GIVEN EXERCISE: Write out each line in which the string "correct" is present.

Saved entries
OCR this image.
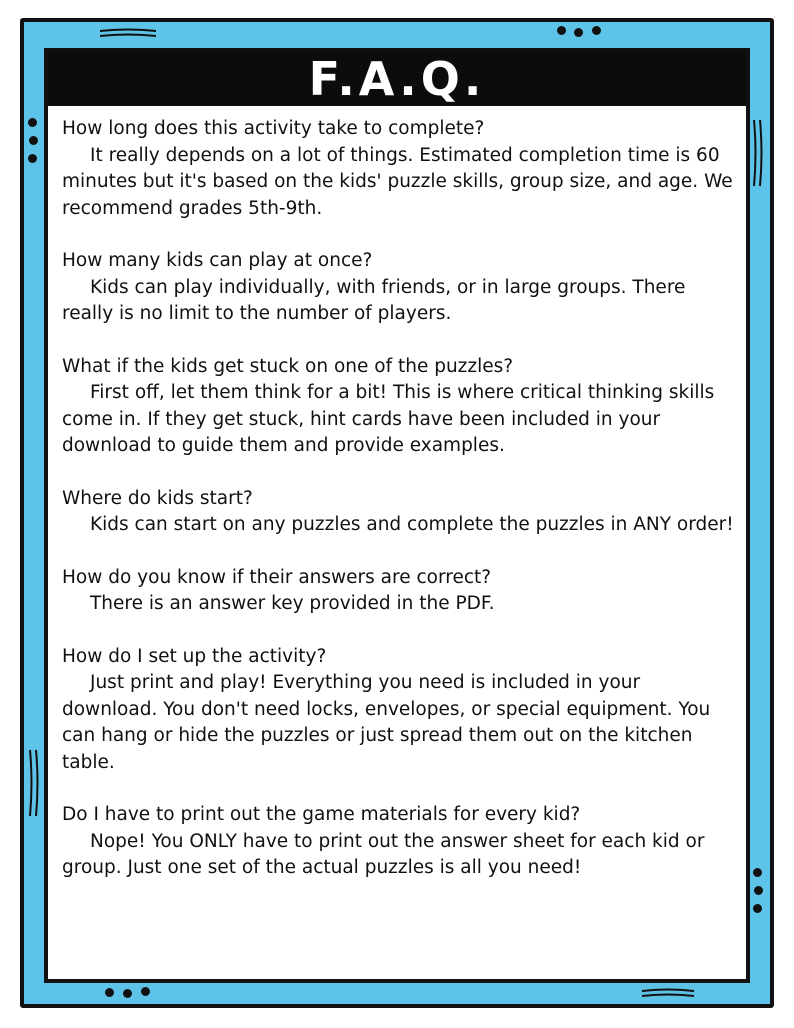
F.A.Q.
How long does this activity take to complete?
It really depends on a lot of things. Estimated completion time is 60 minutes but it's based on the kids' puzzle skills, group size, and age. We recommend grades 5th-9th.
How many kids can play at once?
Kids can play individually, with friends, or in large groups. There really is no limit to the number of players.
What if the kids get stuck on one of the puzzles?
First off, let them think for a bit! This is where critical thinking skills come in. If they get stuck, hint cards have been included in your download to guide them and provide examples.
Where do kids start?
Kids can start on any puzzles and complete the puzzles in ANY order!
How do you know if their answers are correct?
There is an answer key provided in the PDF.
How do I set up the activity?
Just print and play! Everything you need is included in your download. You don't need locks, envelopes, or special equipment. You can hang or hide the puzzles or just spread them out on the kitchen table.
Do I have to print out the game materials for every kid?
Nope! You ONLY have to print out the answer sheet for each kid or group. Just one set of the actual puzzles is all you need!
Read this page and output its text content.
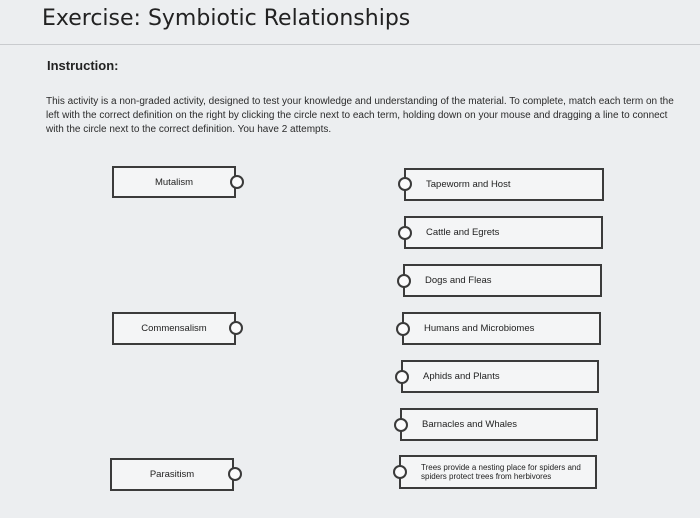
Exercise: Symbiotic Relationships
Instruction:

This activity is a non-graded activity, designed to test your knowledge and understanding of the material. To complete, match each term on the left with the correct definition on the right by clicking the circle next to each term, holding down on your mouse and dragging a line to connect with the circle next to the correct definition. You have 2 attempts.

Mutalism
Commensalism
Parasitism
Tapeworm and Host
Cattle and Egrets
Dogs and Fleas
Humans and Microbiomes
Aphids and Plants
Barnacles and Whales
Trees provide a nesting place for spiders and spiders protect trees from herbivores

* * *

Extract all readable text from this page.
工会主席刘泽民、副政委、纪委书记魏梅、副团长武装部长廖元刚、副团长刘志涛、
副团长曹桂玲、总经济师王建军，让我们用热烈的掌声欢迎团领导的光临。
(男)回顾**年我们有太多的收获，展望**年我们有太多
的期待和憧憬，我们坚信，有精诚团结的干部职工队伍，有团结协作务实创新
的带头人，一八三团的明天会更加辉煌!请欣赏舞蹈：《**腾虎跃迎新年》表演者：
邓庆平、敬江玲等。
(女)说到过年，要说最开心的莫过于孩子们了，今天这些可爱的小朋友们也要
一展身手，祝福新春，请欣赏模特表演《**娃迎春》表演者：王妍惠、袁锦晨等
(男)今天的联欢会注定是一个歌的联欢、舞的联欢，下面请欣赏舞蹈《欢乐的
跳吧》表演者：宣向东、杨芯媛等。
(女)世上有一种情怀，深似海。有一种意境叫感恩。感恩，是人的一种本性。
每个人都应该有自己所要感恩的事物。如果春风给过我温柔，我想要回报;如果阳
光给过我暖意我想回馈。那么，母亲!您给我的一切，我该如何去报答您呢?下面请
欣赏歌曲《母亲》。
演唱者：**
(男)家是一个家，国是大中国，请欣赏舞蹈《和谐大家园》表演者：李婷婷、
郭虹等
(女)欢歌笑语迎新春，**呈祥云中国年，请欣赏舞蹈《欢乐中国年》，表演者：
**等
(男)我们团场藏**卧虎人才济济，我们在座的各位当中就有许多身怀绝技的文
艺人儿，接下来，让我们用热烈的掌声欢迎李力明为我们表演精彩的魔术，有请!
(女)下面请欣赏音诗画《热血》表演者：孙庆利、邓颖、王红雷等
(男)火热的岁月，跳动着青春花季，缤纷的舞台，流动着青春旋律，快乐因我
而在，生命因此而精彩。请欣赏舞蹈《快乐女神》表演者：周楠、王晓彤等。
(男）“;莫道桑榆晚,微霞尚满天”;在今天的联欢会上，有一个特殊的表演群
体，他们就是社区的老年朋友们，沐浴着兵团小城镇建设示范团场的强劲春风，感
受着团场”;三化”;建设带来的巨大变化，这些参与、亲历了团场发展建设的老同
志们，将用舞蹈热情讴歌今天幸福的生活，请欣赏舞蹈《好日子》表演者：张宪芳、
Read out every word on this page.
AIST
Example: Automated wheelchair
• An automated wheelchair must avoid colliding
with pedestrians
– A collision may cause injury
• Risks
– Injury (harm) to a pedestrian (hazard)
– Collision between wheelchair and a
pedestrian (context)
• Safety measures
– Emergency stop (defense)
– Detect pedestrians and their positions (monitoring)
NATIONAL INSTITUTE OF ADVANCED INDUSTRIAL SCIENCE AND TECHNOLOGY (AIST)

SOLUTION:
How do you know if their answers are correct?
This activity is a non-graded activity, designed to test your knowledge and understanding of the material. To complete, match each term on the left with the correct definition on the right by clicking the circle next to each term, holding down on your mouse and dragging a line to connect with the circle next to the correct definition. You have 2 attempts.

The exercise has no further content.